begin
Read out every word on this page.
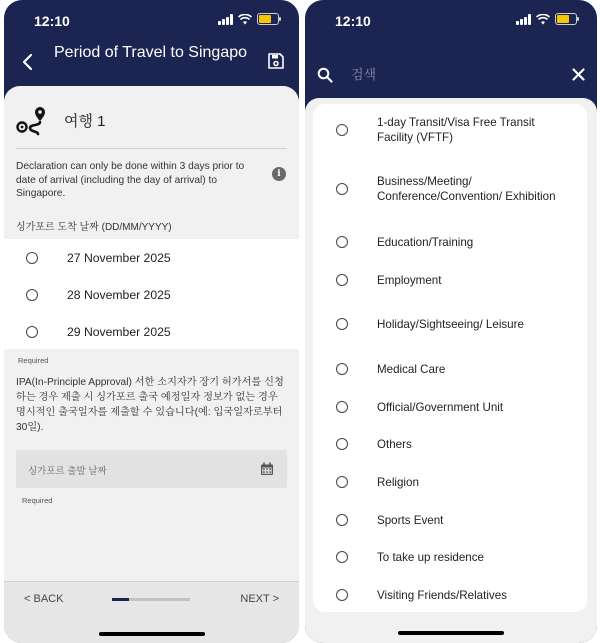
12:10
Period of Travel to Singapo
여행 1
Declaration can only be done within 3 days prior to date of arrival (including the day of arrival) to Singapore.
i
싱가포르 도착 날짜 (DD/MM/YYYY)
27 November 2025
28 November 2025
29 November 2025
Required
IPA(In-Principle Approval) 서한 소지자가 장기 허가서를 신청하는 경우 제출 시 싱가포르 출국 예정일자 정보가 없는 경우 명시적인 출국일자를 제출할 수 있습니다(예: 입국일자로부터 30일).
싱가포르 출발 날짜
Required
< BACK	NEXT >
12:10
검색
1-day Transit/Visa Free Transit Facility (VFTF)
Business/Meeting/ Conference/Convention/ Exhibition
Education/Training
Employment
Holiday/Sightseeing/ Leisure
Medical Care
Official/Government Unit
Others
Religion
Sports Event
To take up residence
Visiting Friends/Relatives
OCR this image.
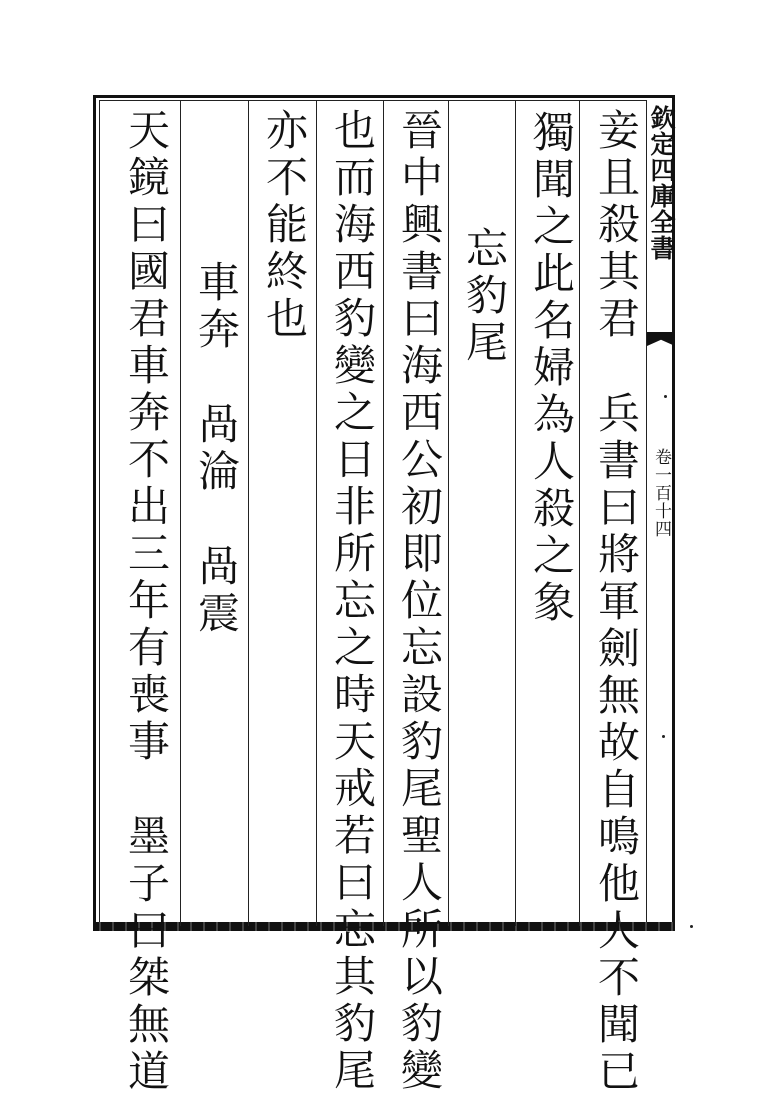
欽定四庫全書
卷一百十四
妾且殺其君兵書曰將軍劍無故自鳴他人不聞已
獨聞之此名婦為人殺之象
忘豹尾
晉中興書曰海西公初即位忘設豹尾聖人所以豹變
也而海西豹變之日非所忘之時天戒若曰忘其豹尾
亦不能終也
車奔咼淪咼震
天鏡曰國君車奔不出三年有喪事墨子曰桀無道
end
§ **EXERCISE DIRECTIONS**:
Take the lines from the one that contains "OCR this image." down to the last line of the listing above, both included, and set them down exactly, leaving out pictures.

§ **RIGHT ANSWER**:
OCR this image.
欽定四庫全書
卷一百十四
妾且殺其君兵書曰將軍劍無故自鳴他人不聞已
獨聞之此名婦為人殺之象
忘豹尾
晉中興書曰海西公初即位忘設豹尾聖人所以豹變
也而海西豹變之日非所忘之時天戒若曰忘其豹尾
亦不能終也
車奔咼淪咼震
天鏡曰國君車奔不出三年有喪事墨子曰桀無道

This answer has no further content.